## Goal of the exercise
This exercise asks for every record to be output again exactly.

## Listed entries
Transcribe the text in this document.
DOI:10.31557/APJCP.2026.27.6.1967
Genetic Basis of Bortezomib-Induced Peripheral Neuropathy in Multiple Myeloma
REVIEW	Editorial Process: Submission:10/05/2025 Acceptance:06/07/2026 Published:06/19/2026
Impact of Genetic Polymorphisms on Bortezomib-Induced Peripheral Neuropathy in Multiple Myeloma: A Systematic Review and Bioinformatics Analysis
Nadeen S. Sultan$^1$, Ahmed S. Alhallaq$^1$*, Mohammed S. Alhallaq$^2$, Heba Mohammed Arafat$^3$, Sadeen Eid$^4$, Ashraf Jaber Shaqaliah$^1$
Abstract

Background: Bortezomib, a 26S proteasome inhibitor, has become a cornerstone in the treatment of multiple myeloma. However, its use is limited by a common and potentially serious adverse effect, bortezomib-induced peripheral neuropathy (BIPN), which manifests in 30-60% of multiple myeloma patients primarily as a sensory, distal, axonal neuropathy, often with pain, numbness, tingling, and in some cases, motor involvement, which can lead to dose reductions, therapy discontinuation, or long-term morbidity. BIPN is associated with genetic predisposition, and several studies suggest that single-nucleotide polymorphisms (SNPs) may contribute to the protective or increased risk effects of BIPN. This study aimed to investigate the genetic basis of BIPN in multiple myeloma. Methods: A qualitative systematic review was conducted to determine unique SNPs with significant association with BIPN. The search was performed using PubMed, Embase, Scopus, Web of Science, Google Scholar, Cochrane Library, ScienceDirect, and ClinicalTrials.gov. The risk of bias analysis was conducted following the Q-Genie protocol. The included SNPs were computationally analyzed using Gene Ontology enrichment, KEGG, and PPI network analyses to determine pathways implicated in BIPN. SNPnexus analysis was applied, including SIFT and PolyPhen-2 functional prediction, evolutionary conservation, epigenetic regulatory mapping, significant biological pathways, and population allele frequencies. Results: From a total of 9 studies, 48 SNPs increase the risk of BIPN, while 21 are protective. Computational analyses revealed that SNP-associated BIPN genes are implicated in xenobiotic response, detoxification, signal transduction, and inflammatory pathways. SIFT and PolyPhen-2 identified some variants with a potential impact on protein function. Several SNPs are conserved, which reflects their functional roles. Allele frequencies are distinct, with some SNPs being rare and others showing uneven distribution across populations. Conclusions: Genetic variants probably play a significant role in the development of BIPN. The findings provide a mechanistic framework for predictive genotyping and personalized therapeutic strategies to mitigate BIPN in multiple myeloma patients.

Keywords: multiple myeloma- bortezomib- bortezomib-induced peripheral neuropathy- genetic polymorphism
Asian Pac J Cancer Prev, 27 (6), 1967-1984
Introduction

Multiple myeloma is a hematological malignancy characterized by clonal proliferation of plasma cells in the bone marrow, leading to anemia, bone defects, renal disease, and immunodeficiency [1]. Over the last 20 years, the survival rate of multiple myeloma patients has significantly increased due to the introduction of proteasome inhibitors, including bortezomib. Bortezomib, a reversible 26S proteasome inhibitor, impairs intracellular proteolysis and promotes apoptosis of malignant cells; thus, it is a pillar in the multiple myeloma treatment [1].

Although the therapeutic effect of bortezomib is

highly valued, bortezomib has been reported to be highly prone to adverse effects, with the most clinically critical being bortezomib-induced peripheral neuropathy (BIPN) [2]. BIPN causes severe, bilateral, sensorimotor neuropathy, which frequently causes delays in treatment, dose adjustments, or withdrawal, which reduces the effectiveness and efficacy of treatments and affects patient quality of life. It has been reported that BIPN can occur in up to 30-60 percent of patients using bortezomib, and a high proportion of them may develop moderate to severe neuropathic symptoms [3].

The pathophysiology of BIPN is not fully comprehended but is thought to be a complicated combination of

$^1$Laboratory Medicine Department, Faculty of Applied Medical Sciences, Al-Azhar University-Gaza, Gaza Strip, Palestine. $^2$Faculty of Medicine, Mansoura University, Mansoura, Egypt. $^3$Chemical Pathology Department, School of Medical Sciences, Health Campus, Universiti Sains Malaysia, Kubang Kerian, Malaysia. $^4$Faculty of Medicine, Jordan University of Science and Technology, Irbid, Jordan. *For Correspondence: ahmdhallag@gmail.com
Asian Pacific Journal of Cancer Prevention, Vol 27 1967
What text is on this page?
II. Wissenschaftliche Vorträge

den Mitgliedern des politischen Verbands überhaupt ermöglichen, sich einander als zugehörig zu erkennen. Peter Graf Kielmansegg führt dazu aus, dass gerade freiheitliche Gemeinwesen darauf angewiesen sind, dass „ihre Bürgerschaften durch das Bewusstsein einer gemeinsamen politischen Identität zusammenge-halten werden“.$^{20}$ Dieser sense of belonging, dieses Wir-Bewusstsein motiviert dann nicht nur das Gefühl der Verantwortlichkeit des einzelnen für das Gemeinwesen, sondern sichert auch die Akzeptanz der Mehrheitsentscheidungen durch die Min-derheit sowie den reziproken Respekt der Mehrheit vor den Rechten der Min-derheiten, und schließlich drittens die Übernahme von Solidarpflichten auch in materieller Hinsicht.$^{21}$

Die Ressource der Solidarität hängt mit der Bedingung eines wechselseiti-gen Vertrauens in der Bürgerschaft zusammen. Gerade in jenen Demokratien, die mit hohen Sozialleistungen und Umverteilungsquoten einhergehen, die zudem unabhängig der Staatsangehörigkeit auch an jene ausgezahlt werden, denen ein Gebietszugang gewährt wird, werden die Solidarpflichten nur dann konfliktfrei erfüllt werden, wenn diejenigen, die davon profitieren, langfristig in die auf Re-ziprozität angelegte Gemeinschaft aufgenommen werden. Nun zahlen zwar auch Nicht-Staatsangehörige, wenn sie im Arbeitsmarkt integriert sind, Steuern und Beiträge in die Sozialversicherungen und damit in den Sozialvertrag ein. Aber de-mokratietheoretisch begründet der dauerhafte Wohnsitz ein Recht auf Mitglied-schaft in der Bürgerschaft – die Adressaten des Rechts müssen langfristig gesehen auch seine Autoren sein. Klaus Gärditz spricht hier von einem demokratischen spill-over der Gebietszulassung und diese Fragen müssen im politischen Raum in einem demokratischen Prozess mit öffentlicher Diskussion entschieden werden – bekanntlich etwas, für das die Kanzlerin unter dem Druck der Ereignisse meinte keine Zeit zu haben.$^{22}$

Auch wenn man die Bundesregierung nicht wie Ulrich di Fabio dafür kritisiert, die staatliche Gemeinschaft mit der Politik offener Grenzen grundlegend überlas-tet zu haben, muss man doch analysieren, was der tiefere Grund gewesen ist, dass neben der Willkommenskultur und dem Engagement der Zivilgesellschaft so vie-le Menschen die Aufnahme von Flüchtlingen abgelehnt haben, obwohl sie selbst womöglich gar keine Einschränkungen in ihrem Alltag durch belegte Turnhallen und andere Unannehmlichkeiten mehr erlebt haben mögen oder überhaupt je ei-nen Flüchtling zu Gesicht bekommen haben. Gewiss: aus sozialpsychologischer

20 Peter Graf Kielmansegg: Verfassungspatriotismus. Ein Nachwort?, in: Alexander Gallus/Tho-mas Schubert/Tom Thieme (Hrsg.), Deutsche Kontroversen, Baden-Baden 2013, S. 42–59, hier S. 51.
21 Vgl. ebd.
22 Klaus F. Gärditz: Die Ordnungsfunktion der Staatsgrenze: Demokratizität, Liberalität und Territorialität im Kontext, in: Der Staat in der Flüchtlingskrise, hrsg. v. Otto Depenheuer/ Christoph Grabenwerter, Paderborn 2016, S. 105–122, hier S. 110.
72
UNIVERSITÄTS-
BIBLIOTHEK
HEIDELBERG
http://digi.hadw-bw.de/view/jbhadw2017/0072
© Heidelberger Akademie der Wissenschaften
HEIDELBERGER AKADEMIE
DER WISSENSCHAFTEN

## Result
Transcribe the text in this document.
DOI:10.31557/APJCP.2026.27.6.1967
Genetic Basis of Bortezomib-Induced Peripheral Neuropathy in Multiple Myeloma
REVIEW	Editorial Process: Submission:10/05/2025 Acceptance:06/07/2026 Published:06/19/2026
Impact of Genetic Polymorphisms on Bortezomib-Induced Peripheral Neuropathy in Multiple Myeloma: A Systematic Review and Bioinformatics Analysis
Nadeen S. Sultan$^1$, Ahmed S. Alhallaq$^1$*, Mohammed S. Alhallaq$^2$, Heba Mohammed Arafat$^3$, Sadeen Eid$^4$, Ashraf Jaber Shaqaliah$^1$
Abstract

Background: Bortezomib, a 26S proteasome inhibitor, has become a cornerstone in the treatment of multiple myeloma. However, its use is limited by a common and potentially serious adverse effect, bortezomib-induced peripheral neuropathy (BIPN), which manifests in 30-60% of multiple myeloma patients primarily as a sensory, distal, axonal neuropathy, often with pain, numbness, tingling, and in some cases, motor involvement, which can lead to dose reductions, therapy discontinuation, or long-term morbidity. BIPN is associated with genetic predisposition, and several studies suggest that single-nucleotide polymorphisms (SNPs) may contribute to the protective or increased risk effects of BIPN. This study aimed to investigate the genetic basis of BIPN in multiple myeloma. Methods: A qualitative systematic review was conducted to determine unique SNPs with significant association with BIPN. The search was performed using PubMed, Embase, Scopus, Web of Science, Google Scholar, Cochrane Library, ScienceDirect, and ClinicalTrials.gov. The risk of bias analysis was conducted following the Q-Genie protocol. The included SNPs were computationally analyzed using Gene Ontology enrichment, KEGG, and PPI network analyses to determine pathways implicated in BIPN. SNPnexus analysis was applied, including SIFT and PolyPhen-2 functional prediction, evolutionary conservation, epigenetic regulatory mapping, significant biological pathways, and population allele frequencies. Results: From a total of 9 studies, 48 SNPs increase the risk of BIPN, while 21 are protective. Computational analyses revealed that SNP-associated BIPN genes are implicated in xenobiotic response, detoxification, signal transduction, and inflammatory pathways. SIFT and PolyPhen-2 identified some variants with a potential impact on protein function. Several SNPs are conserved, which reflects their functional roles. Allele frequencies are distinct, with some SNPs being rare and others showing uneven distribution across populations. Conclusions: Genetic variants probably play a significant role in the development of BIPN. The findings provide a mechanistic framework for predictive genotyping and personalized therapeutic strategies to mitigate BIPN in multiple myeloma patients.

Keywords: multiple myeloma- bortezomib- bortezomib-induced peripheral neuropathy- genetic polymorphism
Asian Pac J Cancer Prev, 27 (6), 1967-1984
Introduction

Multiple myeloma is a hematological malignancy characterized by clonal proliferation of plasma cells in the bone marrow, leading to anemia, bone defects, renal disease, and immunodeficiency [1]. Over the last 20 years, the survival rate of multiple myeloma patients has significantly increased due to the introduction of proteasome inhibitors, including bortezomib. Bortezomib, a reversible 26S proteasome inhibitor, impairs intracellular proteolysis and promotes apoptosis of malignant cells; thus, it is a pillar in the multiple myeloma treatment [1].

Although the therapeutic effect of bortezomib is

highly valued, bortezomib has been reported to be highly prone to adverse effects, with the most clinically critical being bortezomib-induced peripheral neuropathy (BIPN) [2]. BIPN causes severe, bilateral, sensorimotor neuropathy, which frequently causes delays in treatment, dose adjustments, or withdrawal, which reduces the effectiveness and efficacy of treatments and affects patient quality of life. It has been reported that BIPN can occur in up to 30-60 percent of patients using bortezomib, and a high proportion of them may develop moderate to severe neuropathic symptoms [3].

The pathophysiology of BIPN is not fully comprehended but is thought to be a complicated combination of

$^1$Laboratory Medicine Department, Faculty of Applied Medical Sciences, Al-Azhar University-Gaza, Gaza Strip, Palestine. $^2$Faculty of Medicine, Mansoura University, Mansoura, Egypt. $^3$Chemical Pathology Department, School of Medical Sciences, Health Campus, Universiti Sains Malaysia, Kubang Kerian, Malaysia. $^4$Faculty of Medicine, Jordan University of Science and Technology, Irbid, Jordan. *For Correspondence: ahmdhallag@gmail.com
Asian Pacific Journal of Cancer Prevention, Vol 27 1967
What text is on this page?
II. Wissenschaftliche Vorträge

den Mitgliedern des politischen Verbands überhaupt ermöglichen, sich einander als zugehörig zu erkennen. Peter Graf Kielmansegg führt dazu aus, dass gerade freiheitliche Gemeinwesen darauf angewiesen sind, dass „ihre Bürgerschaften durch das Bewusstsein einer gemeinsamen politischen Identität zusammenge-halten werden“.$^{20}$ Dieser sense of belonging, dieses Wir-Bewusstsein motiviert dann nicht nur das Gefühl der Verantwortlichkeit des einzelnen für das Gemeinwesen, sondern sichert auch die Akzeptanz der Mehrheitsentscheidungen durch die Min-derheit sowie den reziproken Respekt der Mehrheit vor den Rechten der Min-derheiten, und schließlich drittens die Übernahme von Solidarpflichten auch in materieller Hinsicht.$^{21}$

Die Ressource der Solidarität hängt mit der Bedingung eines wechselseiti-gen Vertrauens in der Bürgerschaft zusammen. Gerade in jenen Demokratien, die mit hohen Sozialleistungen und Umverteilungsquoten einhergehen, die zudem unabhängig der Staatsangehörigkeit auch an jene ausgezahlt werden, denen ein Gebietszugang gewährt wird, werden die Solidarpflichten nur dann konfliktfrei erfüllt werden, wenn diejenigen, die davon profitieren, langfristig in die auf Re-ziprozität angelegte Gemeinschaft aufgenommen werden. Nun zahlen zwar auch Nicht-Staatsangehörige, wenn sie im Arbeitsmarkt integriert sind, Steuern und Beiträge in die Sozialversicherungen und damit in den Sozialvertrag ein. Aber de-mokratietheoretisch begründet der dauerhafte Wohnsitz ein Recht auf Mitglied-schaft in der Bürgerschaft – die Adressaten des Rechts müssen langfristig gesehen auch seine Autoren sein. Klaus Gärditz spricht hier von einem demokratischen spill-over der Gebietszulassung und diese Fragen müssen im politischen Raum in einem demokratischen Prozess mit öffentlicher Diskussion entschieden werden – bekanntlich etwas, für das die Kanzlerin unter dem Druck der Ereignisse meinte keine Zeit zu haben.$^{22}$

Auch wenn man die Bundesregierung nicht wie Ulrich di Fabio dafür kritisiert, die staatliche Gemeinschaft mit der Politik offener Grenzen grundlegend überlas-tet zu haben, muss man doch analysieren, was der tiefere Grund gewesen ist, dass neben der Willkommenskultur und dem Engagement der Zivilgesellschaft so vie-le Menschen die Aufnahme von Flüchtlingen abgelehnt haben, obwohl sie selbst womöglich gar keine Einschränkungen in ihrem Alltag durch belegte Turnhallen und andere Unannehmlichkeiten mehr erlebt haben mögen oder überhaupt je ei-nen Flüchtling zu Gesicht bekommen haben. Gewiss: aus sozialpsychologischer

20 Peter Graf Kielmansegg: Verfassungspatriotismus. Ein Nachwort?, in: Alexander Gallus/Tho-mas Schubert/Tom Thieme (Hrsg.), Deutsche Kontroversen, Baden-Baden 2013, S. 42–59, hier S. 51.
21 Vgl. ebd.
22 Klaus F. Gärditz: Die Ordnungsfunktion der Staatsgrenze: Demokratizität, Liberalität und Territorialität im Kontext, in: Der Staat in der Flüchtlingskrise, hrsg. v. Otto Depenheuer/ Christoph Grabenwerter, Paderborn 2016, S. 105–122, hier S. 110.
72
UNIVERSITÄTS-
BIBLIOTHEK
HEIDELBERG
http://digi.hadw-bw.de/view/jbhadw2017/0072
© Heidelberger Akademie der Wissenschaften
HEIDELBERGER AKADEMIE
DER WISSENSCHAFTEN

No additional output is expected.